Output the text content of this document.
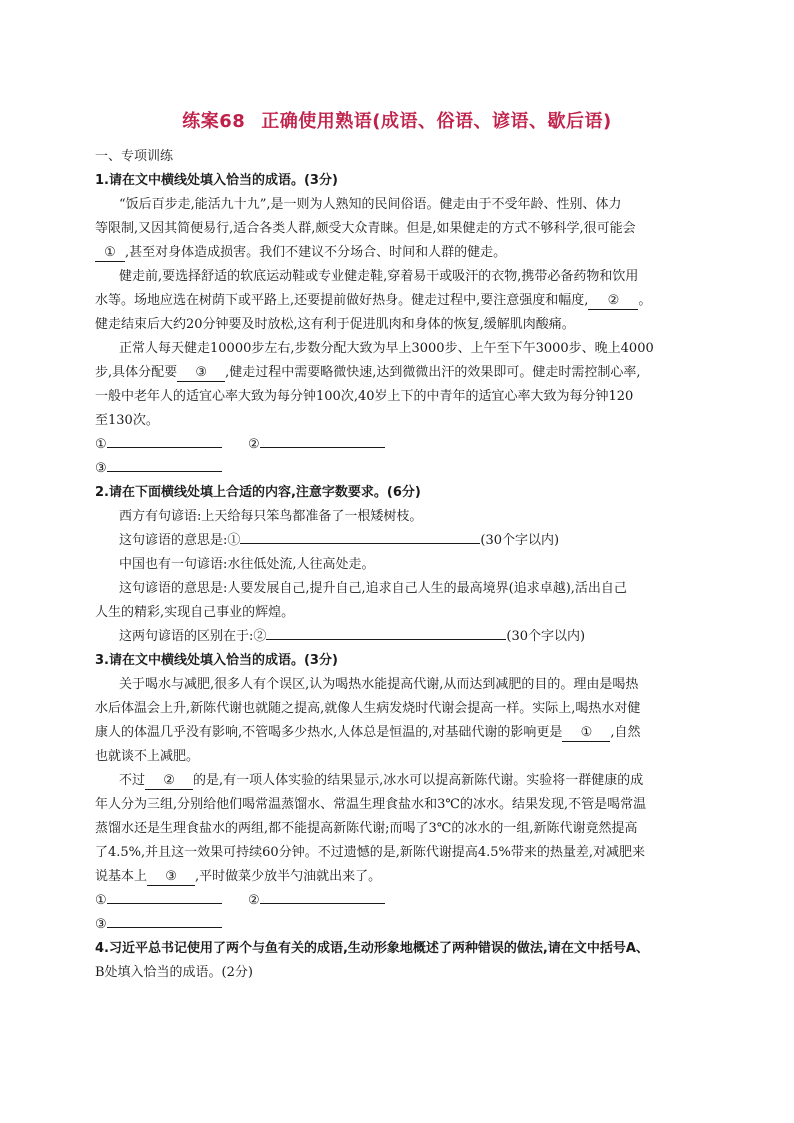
练案68 正确使用熟语(成语、俗语、谚语、歇后语)
一、专项训练
1.请在文中横线处填入恰当的成语。(3分)
“饭后百步走,能活九十九”,是一则为人熟知的民间俗语。健走由于不受年龄、性别、体力
等限制,又因其简便易行,适合各类人群,颇受大众青睐。但是,如果健走的方式不够科学,很可能会
① ,甚至对身体造成损害。我们不建议不分场合、时间和人群的健走。
健走前,要选择舒适的软底运动鞋或专业健走鞋,穿着易干或吸汗的衣物,携带必备药物和饮用
水等。场地应选在树荫下或平路上,还要提前做好热身。健走过程中,要注意强度和幅度, ② 。
健走结束后大约20分钟要及时放松,这有利于促进肌肉和身体的恢复,缓解肌肉酸痛。
正常人每天健走10000步左右,步数分配大致为早上3000步、上午至下午3000步、晚上4000
步,具体分配要 ③ ,健走过程中需要略微快速,达到微微出汗的效果即可。健走时需控制心率,
一般中老年人的适宜心率大致为每分钟100次,40岁上下的中青年的适宜心率大致为每分钟120
至130次。
①	②
③
2.请在下面横线处填上合适的内容,注意字数要求。(6分)
西方有句谚语:上天给每只笨鸟都准备了一根矮树枝。
这句谚语的意思是:①	(30个字以内)
中国也有一句谚语:水往低处流,人往高处走。
这句谚语的意思是:人要发展自己,提升自己,追求自己人生的最高境界(追求卓越),活出自己
人生的精彩,实现自己事业的辉煌。
这两句谚语的区别在于:②	(30个字以内)
3.请在文中横线处填入恰当的成语。(3分)
关于喝水与减肥,很多人有个误区,认为喝热水能提高代谢,从而达到减肥的目的。理由是喝热
水后体温会上升,新陈代谢也就随之提高,就像人生病发烧时代谢会提高一样。实际上,喝热水对健
康人的体温几乎没有影响,不管喝多少热水,人体总是恒温的,对基础代谢的影响更是 ① ,自然
也就谈不上减肥。
不过 ② 的是,有一项人体实验的结果显示,冰水可以提高新陈代谢。实验将一群健康的成
年人分为三组,分别给他们喝常温蒸馏水、常温生理食盐水和3℃的冰水。结果发现,不管是喝常温
蒸馏水还是生理食盐水的两组,都不能提高新陈代谢;而喝了3℃的冰水的一组,新陈代谢竟然提高
了4.5%,并且这一效果可持续60分钟。不过遗憾的是,新陈代谢提高4.5%带来的热量差,对减肥来
说基本上 ③ ,平时做菜少放半勺油就出来了。
①	②
③
4.习近平总书记使用了两个与鱼有关的成语,生动形象地概述了两种错误的做法,请在文中括号A、
B处填入恰当的成语。(2分)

┄┄┄┄┄┄┄┄┄┄┄┄┄┄┄┄┄┄┄┄

Stated exercise: Search the entries for the string "这句谚语的意思是" and collect each line that has it.

Solution to the problem:
这句谚语的意思是:①	(30个字以内)
这句谚语的意思是:人要发展自己,提升自己,追求自己人生的最高境界(追求卓越),活出自己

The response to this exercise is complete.